+++ Dataset records

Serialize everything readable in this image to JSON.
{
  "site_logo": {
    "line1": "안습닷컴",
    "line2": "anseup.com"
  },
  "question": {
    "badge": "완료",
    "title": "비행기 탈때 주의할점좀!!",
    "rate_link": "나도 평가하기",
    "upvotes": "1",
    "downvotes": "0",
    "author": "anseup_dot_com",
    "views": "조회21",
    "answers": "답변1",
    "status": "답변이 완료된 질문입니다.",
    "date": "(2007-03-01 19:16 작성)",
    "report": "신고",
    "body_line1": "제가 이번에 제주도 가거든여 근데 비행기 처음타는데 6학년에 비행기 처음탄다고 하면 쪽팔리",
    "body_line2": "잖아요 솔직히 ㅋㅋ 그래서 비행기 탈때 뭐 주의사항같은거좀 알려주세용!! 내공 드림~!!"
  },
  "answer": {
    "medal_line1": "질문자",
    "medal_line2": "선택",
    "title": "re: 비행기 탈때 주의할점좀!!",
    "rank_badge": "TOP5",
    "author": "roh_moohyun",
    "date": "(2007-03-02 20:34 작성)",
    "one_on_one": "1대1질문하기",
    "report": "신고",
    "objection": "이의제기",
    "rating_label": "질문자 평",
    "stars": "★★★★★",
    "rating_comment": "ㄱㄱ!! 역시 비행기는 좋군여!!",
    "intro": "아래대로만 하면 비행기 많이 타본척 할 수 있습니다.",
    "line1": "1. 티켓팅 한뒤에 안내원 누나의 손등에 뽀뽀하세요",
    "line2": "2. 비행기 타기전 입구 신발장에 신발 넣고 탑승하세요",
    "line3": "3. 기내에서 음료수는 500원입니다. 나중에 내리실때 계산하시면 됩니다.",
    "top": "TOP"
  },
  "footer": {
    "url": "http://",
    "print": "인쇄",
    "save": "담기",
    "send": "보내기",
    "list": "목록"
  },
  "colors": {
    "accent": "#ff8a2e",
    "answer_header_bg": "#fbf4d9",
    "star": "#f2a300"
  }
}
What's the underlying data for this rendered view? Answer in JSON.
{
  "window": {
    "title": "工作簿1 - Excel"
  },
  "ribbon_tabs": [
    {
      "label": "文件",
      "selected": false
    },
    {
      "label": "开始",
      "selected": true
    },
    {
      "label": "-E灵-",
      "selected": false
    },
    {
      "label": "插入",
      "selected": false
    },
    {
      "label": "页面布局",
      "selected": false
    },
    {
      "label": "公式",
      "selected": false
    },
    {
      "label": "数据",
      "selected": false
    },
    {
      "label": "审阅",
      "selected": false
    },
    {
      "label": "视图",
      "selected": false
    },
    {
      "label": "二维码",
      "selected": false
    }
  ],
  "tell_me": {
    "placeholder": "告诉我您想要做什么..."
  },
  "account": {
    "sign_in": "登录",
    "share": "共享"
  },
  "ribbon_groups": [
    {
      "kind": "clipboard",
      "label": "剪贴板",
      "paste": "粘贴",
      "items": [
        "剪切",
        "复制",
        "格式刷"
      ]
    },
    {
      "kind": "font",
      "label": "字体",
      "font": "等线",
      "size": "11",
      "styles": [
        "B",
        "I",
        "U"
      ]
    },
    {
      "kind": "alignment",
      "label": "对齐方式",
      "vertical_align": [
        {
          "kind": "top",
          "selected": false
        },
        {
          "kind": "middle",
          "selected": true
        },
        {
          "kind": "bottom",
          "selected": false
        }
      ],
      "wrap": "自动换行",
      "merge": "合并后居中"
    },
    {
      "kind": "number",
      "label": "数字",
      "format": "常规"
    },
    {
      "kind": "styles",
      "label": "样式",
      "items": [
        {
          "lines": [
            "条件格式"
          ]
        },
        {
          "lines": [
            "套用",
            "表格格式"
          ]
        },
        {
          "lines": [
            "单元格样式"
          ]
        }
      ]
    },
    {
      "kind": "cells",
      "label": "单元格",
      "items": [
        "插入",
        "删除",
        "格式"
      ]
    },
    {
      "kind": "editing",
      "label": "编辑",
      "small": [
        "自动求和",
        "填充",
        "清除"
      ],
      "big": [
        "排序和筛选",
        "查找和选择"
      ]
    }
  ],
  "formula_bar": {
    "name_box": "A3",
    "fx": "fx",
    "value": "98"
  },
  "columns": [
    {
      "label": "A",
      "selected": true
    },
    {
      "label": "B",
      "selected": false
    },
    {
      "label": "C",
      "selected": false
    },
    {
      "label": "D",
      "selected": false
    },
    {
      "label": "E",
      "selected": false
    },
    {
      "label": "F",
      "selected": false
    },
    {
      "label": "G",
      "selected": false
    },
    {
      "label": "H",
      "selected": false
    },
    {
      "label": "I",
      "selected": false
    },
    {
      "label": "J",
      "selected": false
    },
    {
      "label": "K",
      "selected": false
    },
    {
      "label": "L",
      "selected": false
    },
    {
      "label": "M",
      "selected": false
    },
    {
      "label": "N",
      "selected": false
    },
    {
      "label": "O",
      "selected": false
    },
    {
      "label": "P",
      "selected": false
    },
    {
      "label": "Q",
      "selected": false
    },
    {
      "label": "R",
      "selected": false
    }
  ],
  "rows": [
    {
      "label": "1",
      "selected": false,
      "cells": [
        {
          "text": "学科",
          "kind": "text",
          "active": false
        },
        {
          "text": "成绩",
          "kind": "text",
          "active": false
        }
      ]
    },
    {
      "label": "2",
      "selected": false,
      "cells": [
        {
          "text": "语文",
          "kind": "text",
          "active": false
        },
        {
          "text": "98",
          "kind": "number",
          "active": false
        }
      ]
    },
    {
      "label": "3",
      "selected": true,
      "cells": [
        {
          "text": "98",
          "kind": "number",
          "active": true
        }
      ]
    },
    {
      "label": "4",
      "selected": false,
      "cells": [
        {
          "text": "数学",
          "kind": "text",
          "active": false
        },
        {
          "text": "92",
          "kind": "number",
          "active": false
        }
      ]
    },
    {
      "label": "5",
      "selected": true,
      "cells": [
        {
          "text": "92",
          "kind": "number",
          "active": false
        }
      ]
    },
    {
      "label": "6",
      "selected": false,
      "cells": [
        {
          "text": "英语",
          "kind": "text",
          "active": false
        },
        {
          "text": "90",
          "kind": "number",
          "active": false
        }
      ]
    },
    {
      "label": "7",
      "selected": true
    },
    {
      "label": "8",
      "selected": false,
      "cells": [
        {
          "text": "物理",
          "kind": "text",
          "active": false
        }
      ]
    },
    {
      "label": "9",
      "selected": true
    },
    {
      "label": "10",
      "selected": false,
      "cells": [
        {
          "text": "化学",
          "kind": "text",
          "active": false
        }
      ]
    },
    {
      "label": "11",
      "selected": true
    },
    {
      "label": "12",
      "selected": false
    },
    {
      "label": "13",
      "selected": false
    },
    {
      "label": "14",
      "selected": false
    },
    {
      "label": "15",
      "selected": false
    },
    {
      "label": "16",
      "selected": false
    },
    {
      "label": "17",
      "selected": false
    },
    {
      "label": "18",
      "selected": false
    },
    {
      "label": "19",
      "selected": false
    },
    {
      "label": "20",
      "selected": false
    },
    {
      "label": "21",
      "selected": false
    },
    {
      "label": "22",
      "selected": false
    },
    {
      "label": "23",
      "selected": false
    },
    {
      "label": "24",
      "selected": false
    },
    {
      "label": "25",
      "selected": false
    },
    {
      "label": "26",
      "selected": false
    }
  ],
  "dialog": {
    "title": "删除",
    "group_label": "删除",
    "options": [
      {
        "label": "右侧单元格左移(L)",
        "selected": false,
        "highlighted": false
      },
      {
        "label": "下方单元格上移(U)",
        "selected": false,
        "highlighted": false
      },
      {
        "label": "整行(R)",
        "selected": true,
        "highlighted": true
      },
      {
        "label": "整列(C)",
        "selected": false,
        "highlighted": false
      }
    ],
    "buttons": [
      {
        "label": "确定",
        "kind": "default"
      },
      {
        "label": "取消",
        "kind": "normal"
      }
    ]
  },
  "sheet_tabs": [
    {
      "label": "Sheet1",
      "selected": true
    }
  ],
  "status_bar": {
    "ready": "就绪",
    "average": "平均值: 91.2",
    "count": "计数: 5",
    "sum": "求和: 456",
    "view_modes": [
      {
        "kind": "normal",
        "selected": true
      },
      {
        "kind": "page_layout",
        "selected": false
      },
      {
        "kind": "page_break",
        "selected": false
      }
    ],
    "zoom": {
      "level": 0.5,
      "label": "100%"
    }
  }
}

++++++

For the entries above, count the lines that contain the string "title", and state that number without further comment.

4